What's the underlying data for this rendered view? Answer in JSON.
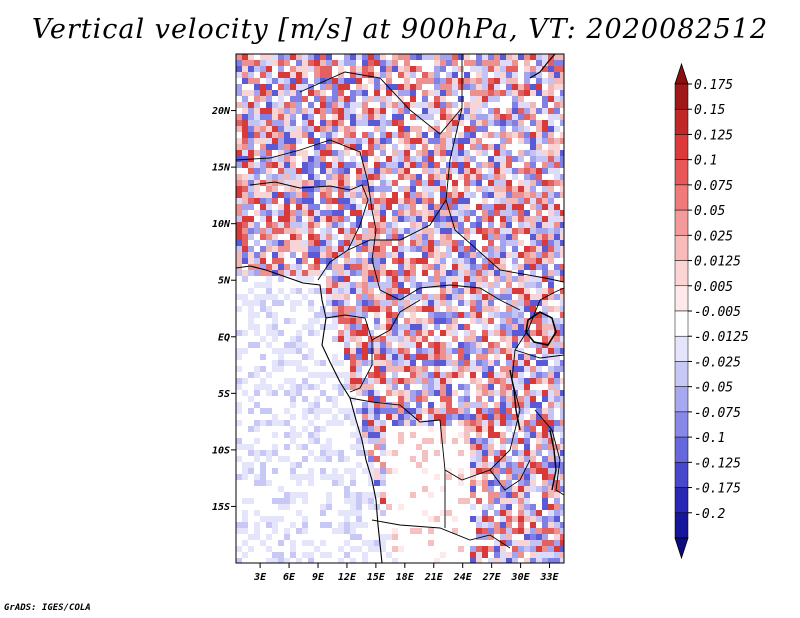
{
  "title": "Vertical velocity [m/s] at 900hPa, VT: 2020082512",
  "credit": "GrADS: IGES/COLA",
  "map": {
    "lon_range": [
      0.5,
      34.5
    ],
    "lat_range": [
      -20,
      25
    ],
    "lon_ticks": [
      {
        "value": 3,
        "label": "3E"
      },
      {
        "value": 6,
        "label": "6E"
      },
      {
        "value": 9,
        "label": "9E"
      },
      {
        "value": 12,
        "label": "12E"
      },
      {
        "value": 15,
        "label": "15E"
      },
      {
        "value": 18,
        "label": "18E"
      },
      {
        "value": 21,
        "label": "21E"
      },
      {
        "value": 24,
        "label": "24E"
      },
      {
        "value": 27,
        "label": "27E"
      },
      {
        "value": 30,
        "label": "30E"
      },
      {
        "value": 33,
        "label": "33E"
      }
    ],
    "lat_ticks": [
      {
        "value": 20,
        "label": "20N"
      },
      {
        "value": 15,
        "label": "15N"
      },
      {
        "value": 10,
        "label": "10N"
      },
      {
        "value": 5,
        "label": "5N"
      },
      {
        "value": 0,
        "label": "EQ"
      },
      {
        "value": -5,
        "label": "5S"
      },
      {
        "value": -10,
        "label": "10S"
      },
      {
        "value": -15,
        "label": "15S"
      }
    ]
  },
  "colorbar": {
    "levels": [
      {
        "label": "0.175",
        "color": "#a01818"
      },
      {
        "label": "0.15",
        "color": "#c02828"
      },
      {
        "label": "0.125",
        "color": "#dc3a3a"
      },
      {
        "label": "0.1",
        "color": "#e85858"
      },
      {
        "label": "0.075",
        "color": "#f07a7a"
      },
      {
        "label": "0.05",
        "color": "#f59a9a"
      },
      {
        "label": "0.025",
        "color": "#f9baba"
      },
      {
        "label": "0.0125",
        "color": "#fcd4d4"
      },
      {
        "label": "0.005",
        "color": "#fde9e9"
      },
      {
        "label": "-0.005",
        "color": "#ffffff"
      },
      {
        "label": "-0.0125",
        "color": "#e4e4fb"
      },
      {
        "label": "-0.025",
        "color": "#c8c8f6"
      },
      {
        "label": "-0.05",
        "color": "#a8a8f0"
      },
      {
        "label": "-0.075",
        "color": "#8888e8"
      },
      {
        "label": "-0.1",
        "color": "#6868de"
      },
      {
        "label": "-0.125",
        "color": "#4848cc"
      },
      {
        "label": "-0.175",
        "color": "#2828b4"
      },
      {
        "label": "-0.2",
        "color": "#16169a"
      }
    ],
    "top_color": "#8a1010",
    "bottom_color": "#0c0c80"
  }
}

# # # # #

## Your goal
With the pictures omitted, reproduce the records in full and exactly.

## Correct answer
What's the underlying data for this rendered view? Answer in JSON.
{
  "title": "Vertical velocity [m/s] at 900hPa, VT: 2020082512",
  "credit": "GrADS: IGES/COLA",
  "map": {
    "lon_range": [
      0.5,
      34.5
    ],
    "lat_range": [
      -20,
      25
    ],
    "lon_ticks": [
      {
        "value": 3,
        "label": "3E"
      },
      {
        "value": 6,
        "label": "6E"
      },
      {
        "value": 9,
        "label": "9E"
      },
      {
        "value": 12,
        "label": "12E"
      },
      {
        "value": 15,
        "label": "15E"
      },
      {
        "value": 18,
        "label": "18E"
      },
      {
        "value": 21,
        "label": "21E"
      },
      {
        "value": 24,
        "label": "24E"
      },
      {
        "value": 27,
        "label": "27E"
      },
      {
        "value": 30,
        "label": "30E"
      },
      {
        "value": 33,
        "label": "33E"
      }
    ],
    "lat_ticks": [
      {
        "value": 20,
        "label": "20N"
      },
      {
        "value": 15,
        "label": "15N"
      },
      {
        "value": 10,
        "label": "10N"
      },
      {
        "value": 5,
        "label": "5N"
      },
      {
        "value": 0,
        "label": "EQ"
      },
      {
        "value": -5,
        "label": "5S"
      },
      {
        "value": -10,
        "label": "10S"
      },
      {
        "value": -15,
        "label": "15S"
      }
    ]
  },
  "colorbar": {
    "levels": [
      {
        "label": "0.175",
        "color": "#a01818"
      },
      {
        "label": "0.15",
        "color": "#c02828"
      },
      {
        "label": "0.125",
        "color": "#dc3a3a"
      },
      {
        "label": "0.1",
        "color": "#e85858"
      },
      {
        "label": "0.075",
        "color": "#f07a7a"
      },
      {
        "label": "0.05",
        "color": "#f59a9a"
      },
      {
        "label": "0.025",
        "color": "#f9baba"
      },
      {
        "label": "0.0125",
        "color": "#fcd4d4"
      },
      {
        "label": "0.005",
        "color": "#fde9e9"
      },
      {
        "label": "-0.005",
        "color": "#ffffff"
      },
      {
        "label": "-0.0125",
        "color": "#e4e4fb"
      },
      {
        "label": "-0.025",
        "color": "#c8c8f6"
      },
      {
        "label": "-0.05",
        "color": "#a8a8f0"
      },
      {
        "label": "-0.075",
        "color": "#8888e8"
      },
      {
        "label": "-0.1",
        "color": "#6868de"
      },
      {
        "label": "-0.125",
        "color": "#4848cc"
      },
      {
        "label": "-0.175",
        "color": "#2828b4"
      },
      {
        "label": "-0.2",
        "color": "#16169a"
      }
    ],
    "top_color": "#8a1010",
    "bottom_color": "#0c0c80"
  }
}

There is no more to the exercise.